Aim:
Omit every image, and transcribe the remaining entries exactly as given.

··· Recorded information ···

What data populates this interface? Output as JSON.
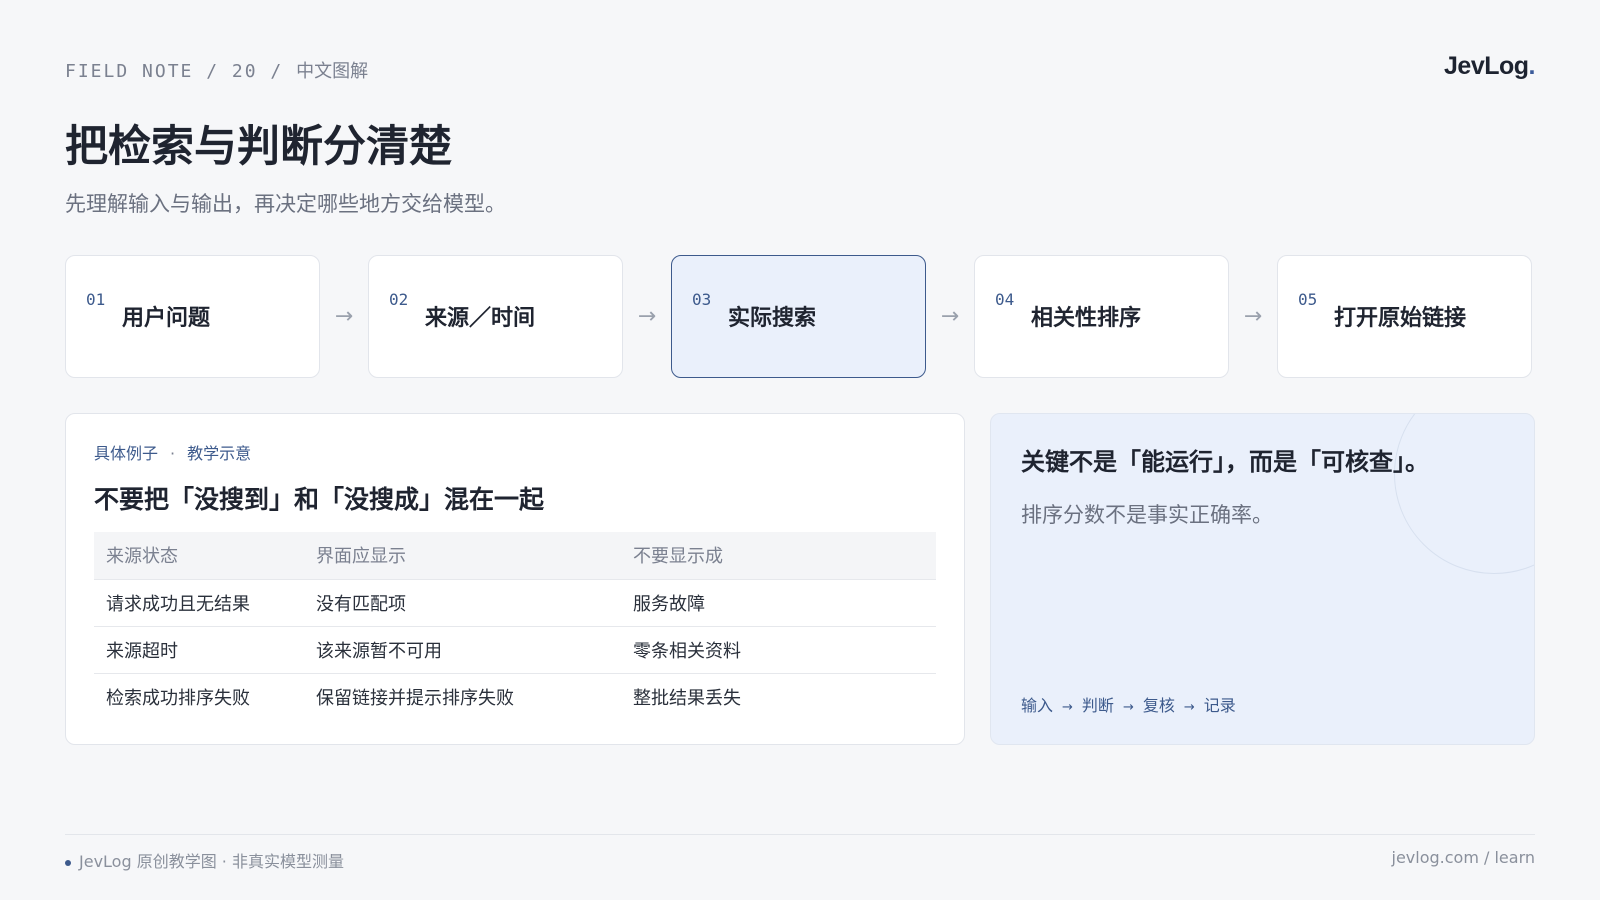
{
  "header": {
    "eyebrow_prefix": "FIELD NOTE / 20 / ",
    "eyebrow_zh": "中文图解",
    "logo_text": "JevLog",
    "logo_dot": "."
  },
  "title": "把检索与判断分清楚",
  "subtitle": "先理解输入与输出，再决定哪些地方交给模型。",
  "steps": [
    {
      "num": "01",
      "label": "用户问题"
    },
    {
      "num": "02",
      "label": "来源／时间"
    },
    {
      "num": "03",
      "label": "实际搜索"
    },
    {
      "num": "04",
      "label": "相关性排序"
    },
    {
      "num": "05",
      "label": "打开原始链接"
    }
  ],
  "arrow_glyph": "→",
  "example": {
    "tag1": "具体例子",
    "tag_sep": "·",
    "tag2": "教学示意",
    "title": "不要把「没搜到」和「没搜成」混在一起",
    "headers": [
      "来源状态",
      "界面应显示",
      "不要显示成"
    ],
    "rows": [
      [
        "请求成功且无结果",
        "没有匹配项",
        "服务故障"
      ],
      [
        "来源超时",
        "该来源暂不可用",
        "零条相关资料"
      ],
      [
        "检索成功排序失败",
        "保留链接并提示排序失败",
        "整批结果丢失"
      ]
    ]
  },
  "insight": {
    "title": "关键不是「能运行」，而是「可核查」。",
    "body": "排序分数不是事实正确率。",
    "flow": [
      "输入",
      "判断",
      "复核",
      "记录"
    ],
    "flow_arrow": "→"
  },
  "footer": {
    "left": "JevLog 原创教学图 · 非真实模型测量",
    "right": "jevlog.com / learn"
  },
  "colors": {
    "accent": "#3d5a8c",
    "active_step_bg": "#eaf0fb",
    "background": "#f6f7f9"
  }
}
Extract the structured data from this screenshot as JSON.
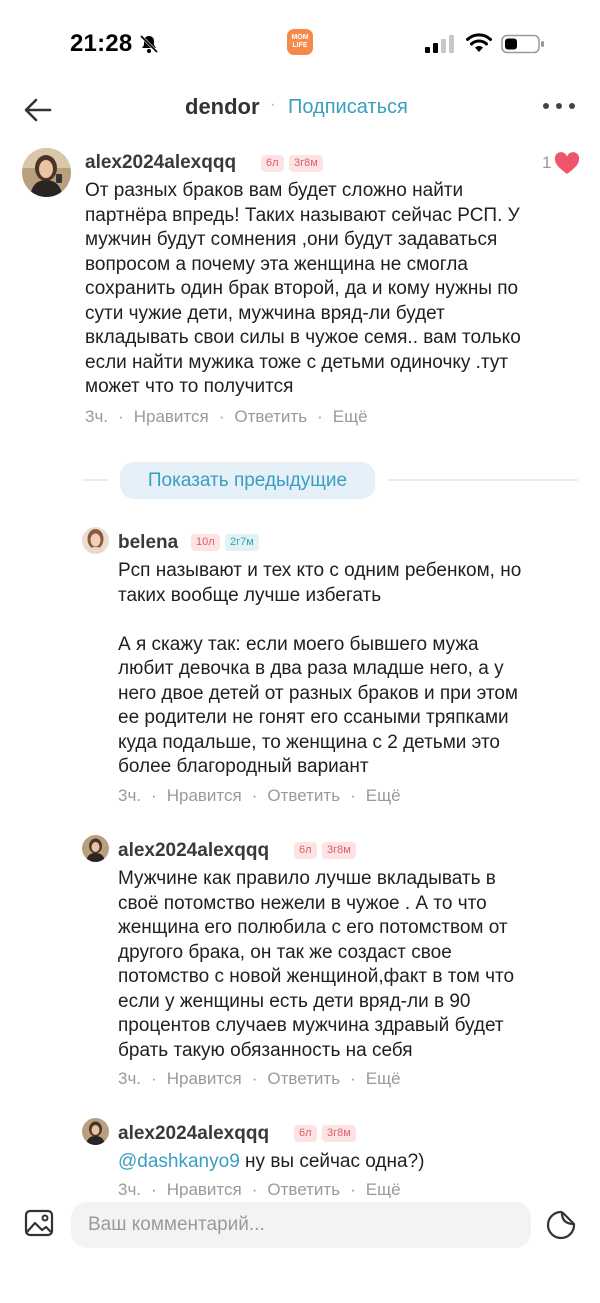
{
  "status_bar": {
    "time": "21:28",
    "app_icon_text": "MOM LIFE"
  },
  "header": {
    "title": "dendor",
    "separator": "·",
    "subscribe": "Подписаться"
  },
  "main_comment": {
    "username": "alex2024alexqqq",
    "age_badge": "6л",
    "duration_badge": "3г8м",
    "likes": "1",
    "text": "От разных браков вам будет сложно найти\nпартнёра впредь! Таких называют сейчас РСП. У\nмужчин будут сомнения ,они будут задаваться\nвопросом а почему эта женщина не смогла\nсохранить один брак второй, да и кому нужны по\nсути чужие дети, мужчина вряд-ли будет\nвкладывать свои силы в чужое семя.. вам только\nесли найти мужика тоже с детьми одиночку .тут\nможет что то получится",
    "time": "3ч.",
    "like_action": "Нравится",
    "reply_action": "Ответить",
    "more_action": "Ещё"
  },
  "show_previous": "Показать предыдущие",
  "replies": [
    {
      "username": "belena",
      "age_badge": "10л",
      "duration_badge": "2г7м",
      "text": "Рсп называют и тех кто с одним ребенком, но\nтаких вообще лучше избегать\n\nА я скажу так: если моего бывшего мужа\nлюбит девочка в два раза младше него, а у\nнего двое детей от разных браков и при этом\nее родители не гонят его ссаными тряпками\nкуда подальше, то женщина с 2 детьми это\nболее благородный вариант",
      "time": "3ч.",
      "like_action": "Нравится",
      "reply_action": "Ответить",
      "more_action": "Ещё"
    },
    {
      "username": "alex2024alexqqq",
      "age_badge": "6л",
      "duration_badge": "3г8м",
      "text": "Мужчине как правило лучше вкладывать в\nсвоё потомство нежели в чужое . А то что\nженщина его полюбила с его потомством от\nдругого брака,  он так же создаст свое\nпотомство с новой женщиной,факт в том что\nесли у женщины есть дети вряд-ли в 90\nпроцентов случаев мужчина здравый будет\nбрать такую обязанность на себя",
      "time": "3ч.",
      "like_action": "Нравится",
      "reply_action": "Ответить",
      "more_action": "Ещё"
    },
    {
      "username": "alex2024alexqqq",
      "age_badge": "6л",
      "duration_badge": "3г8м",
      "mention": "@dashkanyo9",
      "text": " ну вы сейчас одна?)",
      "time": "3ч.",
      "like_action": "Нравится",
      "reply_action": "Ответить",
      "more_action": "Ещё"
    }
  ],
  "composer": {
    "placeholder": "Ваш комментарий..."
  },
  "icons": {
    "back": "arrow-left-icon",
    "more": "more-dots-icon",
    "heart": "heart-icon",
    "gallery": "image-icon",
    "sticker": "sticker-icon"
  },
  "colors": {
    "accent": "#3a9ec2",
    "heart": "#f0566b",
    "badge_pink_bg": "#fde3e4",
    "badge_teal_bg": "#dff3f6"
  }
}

···

Solved exercise:
What data populates this interface? Output as JSON.
{
  "header": {
    "eyebrow_prefix": "FIELD NOTE / 20 / ",
    "eyebrow_zh": "中文图解",
    "logo_text": "JevLog",
    "logo_dot": "."
  },
  "title": "把检索与判断分清楚",
  "subtitle": "先理解输入与输出，再决定哪些地方交给模型。",
  "steps": [
    {
      "num": "01",
      "label": "用户问题"
    },
    {
      "num": "02",
      "label": "来源／时间"
    },
    {
      "num": "03",
      "label": "实际搜索"
    },
    {
      "num": "04",
      "label": "相关性排序"
    },
    {
      "num": "05",
      "label": "打开原始链接"
    }
  ],
  "arrow_glyph": "→",
  "example": {
    "tag1": "具体例子",
    "tag_sep": "·",
    "tag2": "教学示意",
    "title": "不要把「没搜到」和「没搜成」混在一起",
    "headers": [
      "来源状态",
      "界面应显示",
      "不要显示成"
    ],
    "rows": [
      [
        "请求成功且无结果",
        "没有匹配项",
        "服务故障"
      ],
      [
        "来源超时",
        "该来源暂不可用",
        "零条相关资料"
      ],
      [
        "检索成功排序失败",
        "保留链接并提示排序失败",
        "整批结果丢失"
      ]
    ]
  },
  "insight": {
    "title": "关键不是「能运行」，而是「可核查」。",
    "body": "排序分数不是事实正确率。",
    "flow": [
      "输入",
      "判断",
      "复核",
      "记录"
    ],
    "flow_arrow": "→"
  },
  "footer": {
    "left": "JevLog 原创教学图 · 非真实模型测量",
    "right": "jevlog.com / learn"
  },
  "colors": {
    "accent": "#3d5a8c",
    "active_step_bg": "#eaf0fb",
    "background": "#f6f7f9"
  }
}
Extract the structured data from this screenshot as JSON.
{
  "status_bar": {
    "time": "21:28",
    "app_icon_text": "MOM LIFE"
  },
  "header": {
    "title": "dendor",
    "separator": "·",
    "subscribe": "Подписаться"
  },
  "main_comment": {
    "username": "alex2024alexqqq",
    "age_badge": "6л",
    "duration_badge": "3г8м",
    "likes": "1",
    "text": "От разных браков вам будет сложно найти\nпартнёра впредь! Таких называют сейчас РСП. У\nмужчин будут сомнения ,они будут задаваться\nвопросом а почему эта женщина не смогла\nсохранить один брак второй, да и кому нужны по\nсути чужие дети, мужчина вряд-ли будет\nвкладывать свои силы в чужое семя.. вам только\nесли найти мужика тоже с детьми одиночку .тут\nможет что то получится",
    "time": "3ч.",
    "like_action": "Нравится",
    "reply_action": "Ответить",
    "more_action": "Ещё"
  },
  "show_previous": "Показать предыдущие",
  "replies": [
    {
      "username": "belena",
      "age_badge": "10л",
      "duration_badge": "2г7м",
      "text": "Рсп называют и тех кто с одним ребенком, но\nтаких вообще лучше избегать\n\nА я скажу так: если моего бывшего мужа\nлюбит девочка в два раза младше него, а у\nнего двое детей от разных браков и при этом\nее родители не гонят его ссаными тряпками\nкуда подальше, то женщина с 2 детьми это\nболее благородный вариант",
      "time": "3ч.",
      "like_action": "Нравится",
      "reply_action": "Ответить",
      "more_action": "Ещё"
    },
    {
      "username": "alex2024alexqqq",
      "age_badge": "6л",
      "duration_badge": "3г8м",
      "text": "Мужчине как правило лучше вкладывать в\nсвоё потомство нежели в чужое . А то что\nженщина его полюбила с его потомством от\nдругого брака,  он так же создаст свое\nпотомство с новой женщиной,факт в том что\nесли у женщины есть дети вряд-ли в 90\nпроцентов случаев мужчина здравый будет\nбрать такую обязанность на себя",
      "time": "3ч.",
      "like_action": "Нравится",
      "reply_action": "Ответить",
      "more_action": "Ещё"
    },
    {
      "username": "alex2024alexqqq",
      "age_badge": "6л",
      "duration_badge": "3г8м",
      "mention": "@dashkanyo9",
      "text": " ну вы сейчас одна?)",
      "time": "3ч.",
      "like_action": "Нравится",
      "reply_action": "Ответить",
      "more_action": "Ещё"
    }
  ],
  "composer": {
    "placeholder": "Ваш комментарий..."
  },
  "icons": {
    "back": "arrow-left-icon",
    "more": "more-dots-icon",
    "heart": "heart-icon",
    "gallery": "image-icon",
    "sticker": "sticker-icon"
  },
  "colors": {
    "accent": "#3a9ec2",
    "heart": "#f0566b",
    "badge_pink_bg": "#fde3e4",
    "badge_teal_bg": "#dff3f6"
  }
}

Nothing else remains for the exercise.